- WHAT NEEDS TO BE DONE:
Look for the string "据此完成" and copy every line that has it.

══ PROVIDED DATA ══

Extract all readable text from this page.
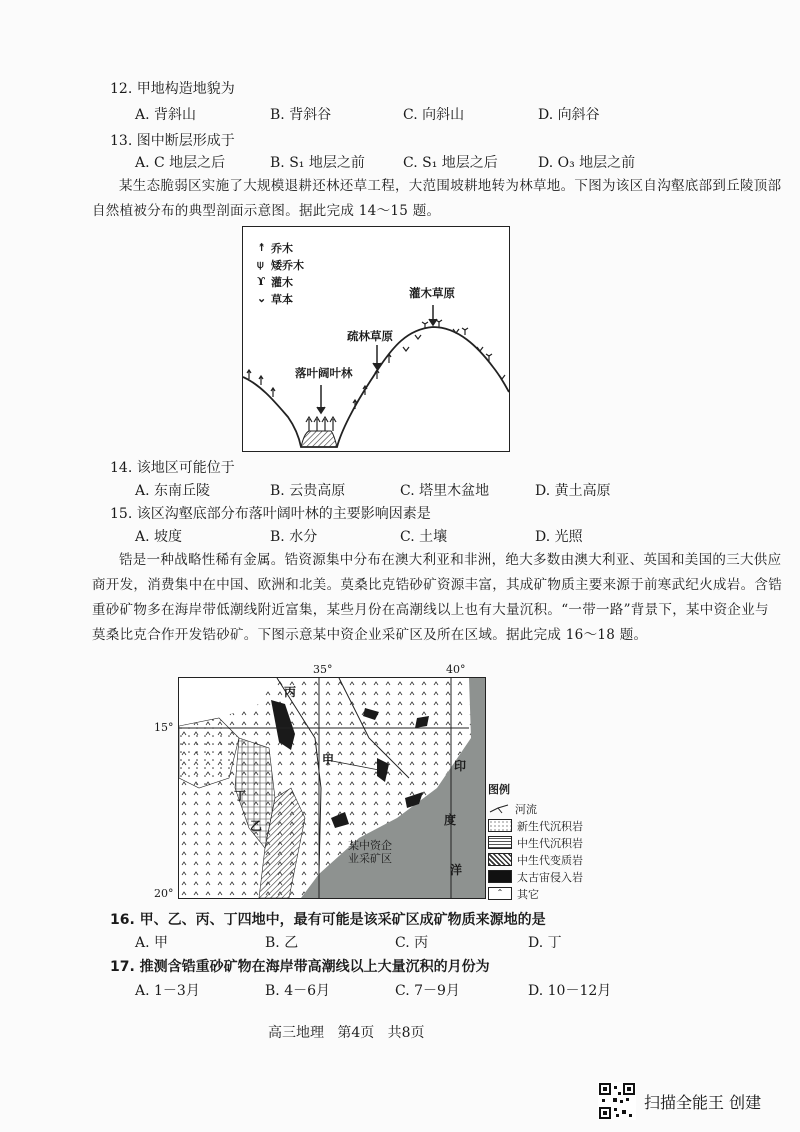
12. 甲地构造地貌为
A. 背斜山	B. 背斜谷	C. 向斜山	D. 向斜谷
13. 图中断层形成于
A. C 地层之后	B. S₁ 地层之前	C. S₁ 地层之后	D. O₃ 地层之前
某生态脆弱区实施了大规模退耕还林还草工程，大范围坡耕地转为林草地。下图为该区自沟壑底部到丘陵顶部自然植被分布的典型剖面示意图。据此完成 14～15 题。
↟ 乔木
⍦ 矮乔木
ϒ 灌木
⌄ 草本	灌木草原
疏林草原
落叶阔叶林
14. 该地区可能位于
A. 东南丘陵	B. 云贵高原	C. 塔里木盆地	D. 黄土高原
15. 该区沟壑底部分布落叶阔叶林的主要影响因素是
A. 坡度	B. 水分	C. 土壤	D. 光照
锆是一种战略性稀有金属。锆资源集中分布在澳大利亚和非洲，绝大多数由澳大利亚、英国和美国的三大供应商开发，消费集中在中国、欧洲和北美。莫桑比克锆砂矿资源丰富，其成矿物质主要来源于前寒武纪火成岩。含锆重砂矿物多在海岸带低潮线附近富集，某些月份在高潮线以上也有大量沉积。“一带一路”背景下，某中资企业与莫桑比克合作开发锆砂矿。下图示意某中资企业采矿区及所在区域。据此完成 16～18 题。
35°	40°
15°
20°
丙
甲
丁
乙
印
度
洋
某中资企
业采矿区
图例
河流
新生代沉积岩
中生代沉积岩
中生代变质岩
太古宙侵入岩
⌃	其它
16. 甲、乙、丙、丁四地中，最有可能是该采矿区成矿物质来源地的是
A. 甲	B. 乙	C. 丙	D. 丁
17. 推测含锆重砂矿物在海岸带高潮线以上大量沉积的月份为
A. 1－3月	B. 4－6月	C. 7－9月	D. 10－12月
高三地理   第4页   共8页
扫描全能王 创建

═══

- THE RESULT:
某生态脆弱区实施了大规模退耕还林还草工程，大范围坡耕地转为林草地。下图为该区自沟壑底部到丘陵顶部自然植被分布的典型剖面示意图。据此完成 14～15 题。
锆是一种战略性稀有金属。锆资源集中分布在澳大利亚和非洲，绝大多数由澳大利亚、英国和美国的三大供应商开发，消费集中在中国、欧洲和北美。莫桑比克锆砂矿资源丰富，其成矿物质主要来源于前寒武纪火成岩。含锆重砂矿物多在海岸带低潮线附近富集，某些月份在高潮线以上也有大量沉积。“一带一路”背景下，某中资企业与莫桑比克合作开发锆砂矿。下图示意某中资企业采矿区及所在区域。据此完成 16～18 题。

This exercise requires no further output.